START Data for processing
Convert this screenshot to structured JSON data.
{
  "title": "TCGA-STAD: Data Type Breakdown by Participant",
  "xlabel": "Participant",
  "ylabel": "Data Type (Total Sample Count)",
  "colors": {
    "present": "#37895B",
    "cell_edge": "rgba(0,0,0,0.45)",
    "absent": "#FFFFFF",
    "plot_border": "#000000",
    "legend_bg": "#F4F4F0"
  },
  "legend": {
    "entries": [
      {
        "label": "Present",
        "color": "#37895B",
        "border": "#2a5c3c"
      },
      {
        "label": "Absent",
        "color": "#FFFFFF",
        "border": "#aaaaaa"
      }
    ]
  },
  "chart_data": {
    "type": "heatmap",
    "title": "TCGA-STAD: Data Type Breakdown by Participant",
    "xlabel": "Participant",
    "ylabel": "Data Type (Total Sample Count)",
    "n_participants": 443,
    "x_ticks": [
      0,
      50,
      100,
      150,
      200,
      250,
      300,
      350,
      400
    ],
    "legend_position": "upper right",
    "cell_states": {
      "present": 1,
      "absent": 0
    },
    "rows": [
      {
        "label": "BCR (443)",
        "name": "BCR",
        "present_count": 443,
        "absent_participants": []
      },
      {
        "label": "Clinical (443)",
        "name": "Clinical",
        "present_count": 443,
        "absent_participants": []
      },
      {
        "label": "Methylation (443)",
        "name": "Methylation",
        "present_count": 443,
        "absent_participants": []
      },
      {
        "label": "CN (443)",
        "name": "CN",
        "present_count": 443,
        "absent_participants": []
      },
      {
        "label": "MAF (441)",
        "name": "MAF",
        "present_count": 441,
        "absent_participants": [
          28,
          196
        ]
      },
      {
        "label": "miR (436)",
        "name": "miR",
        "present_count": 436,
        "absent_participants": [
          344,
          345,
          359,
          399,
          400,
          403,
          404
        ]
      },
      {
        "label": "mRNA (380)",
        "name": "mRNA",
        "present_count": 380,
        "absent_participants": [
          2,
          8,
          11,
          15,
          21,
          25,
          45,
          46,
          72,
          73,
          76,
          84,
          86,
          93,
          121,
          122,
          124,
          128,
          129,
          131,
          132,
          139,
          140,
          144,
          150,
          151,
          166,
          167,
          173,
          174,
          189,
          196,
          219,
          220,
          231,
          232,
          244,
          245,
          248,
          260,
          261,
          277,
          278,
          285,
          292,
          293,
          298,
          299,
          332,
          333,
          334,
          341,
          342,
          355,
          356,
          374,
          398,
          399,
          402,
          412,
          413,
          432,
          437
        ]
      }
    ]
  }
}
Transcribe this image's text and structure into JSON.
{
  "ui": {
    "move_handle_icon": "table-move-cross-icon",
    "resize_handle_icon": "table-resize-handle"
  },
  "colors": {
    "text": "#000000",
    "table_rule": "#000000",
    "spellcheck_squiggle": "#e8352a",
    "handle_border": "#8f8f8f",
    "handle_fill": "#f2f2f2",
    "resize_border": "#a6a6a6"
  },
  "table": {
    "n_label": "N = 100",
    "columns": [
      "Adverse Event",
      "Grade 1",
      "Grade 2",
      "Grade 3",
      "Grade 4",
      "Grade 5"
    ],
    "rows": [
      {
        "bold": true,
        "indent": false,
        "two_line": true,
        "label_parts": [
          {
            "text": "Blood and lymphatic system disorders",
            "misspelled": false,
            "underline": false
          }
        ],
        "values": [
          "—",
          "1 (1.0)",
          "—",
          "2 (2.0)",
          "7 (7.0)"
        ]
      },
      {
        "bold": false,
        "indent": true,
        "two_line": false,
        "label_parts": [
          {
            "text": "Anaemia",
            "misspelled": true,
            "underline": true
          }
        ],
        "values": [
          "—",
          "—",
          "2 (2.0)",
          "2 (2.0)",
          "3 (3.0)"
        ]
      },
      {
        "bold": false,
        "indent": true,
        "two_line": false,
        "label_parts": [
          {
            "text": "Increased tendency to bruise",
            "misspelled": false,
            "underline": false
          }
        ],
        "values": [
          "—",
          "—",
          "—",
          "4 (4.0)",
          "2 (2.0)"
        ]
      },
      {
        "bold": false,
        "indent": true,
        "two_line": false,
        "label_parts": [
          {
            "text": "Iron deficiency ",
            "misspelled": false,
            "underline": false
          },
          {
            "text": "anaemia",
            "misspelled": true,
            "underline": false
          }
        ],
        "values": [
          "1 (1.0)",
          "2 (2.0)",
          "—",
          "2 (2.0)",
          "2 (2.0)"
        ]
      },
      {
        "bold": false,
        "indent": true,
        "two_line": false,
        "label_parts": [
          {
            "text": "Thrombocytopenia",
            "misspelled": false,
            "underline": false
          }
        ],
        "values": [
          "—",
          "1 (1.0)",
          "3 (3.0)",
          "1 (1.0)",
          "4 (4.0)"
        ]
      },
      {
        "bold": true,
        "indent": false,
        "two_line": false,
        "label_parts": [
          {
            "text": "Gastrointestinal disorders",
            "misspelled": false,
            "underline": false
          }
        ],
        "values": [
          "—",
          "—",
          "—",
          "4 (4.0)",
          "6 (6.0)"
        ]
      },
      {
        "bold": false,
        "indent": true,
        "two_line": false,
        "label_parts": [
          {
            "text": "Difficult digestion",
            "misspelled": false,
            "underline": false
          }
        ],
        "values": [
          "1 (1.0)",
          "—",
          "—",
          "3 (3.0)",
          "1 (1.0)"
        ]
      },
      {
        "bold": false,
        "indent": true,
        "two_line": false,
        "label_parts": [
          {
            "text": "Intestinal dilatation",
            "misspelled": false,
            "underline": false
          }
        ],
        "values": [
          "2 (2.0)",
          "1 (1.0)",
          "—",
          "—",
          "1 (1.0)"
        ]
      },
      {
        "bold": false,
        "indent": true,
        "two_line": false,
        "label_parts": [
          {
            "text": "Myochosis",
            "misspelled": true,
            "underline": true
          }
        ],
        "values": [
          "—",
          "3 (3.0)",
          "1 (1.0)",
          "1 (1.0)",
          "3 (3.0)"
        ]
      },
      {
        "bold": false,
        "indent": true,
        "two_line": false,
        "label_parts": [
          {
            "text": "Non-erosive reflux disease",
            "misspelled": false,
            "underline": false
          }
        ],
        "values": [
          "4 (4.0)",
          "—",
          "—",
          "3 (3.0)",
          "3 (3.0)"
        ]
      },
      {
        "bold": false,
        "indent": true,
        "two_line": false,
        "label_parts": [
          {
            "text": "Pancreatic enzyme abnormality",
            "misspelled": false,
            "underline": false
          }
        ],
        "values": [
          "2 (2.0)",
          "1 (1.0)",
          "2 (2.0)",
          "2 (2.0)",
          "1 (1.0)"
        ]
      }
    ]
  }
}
END Data for processing
• _What you are asked to do_: If a line in the records above holds the string "Sample", copy it.

• _Output below_:
  "ylabel": "Data Type (Total Sample Count)",
    "ylabel": "Data Type (Total Sample Count)",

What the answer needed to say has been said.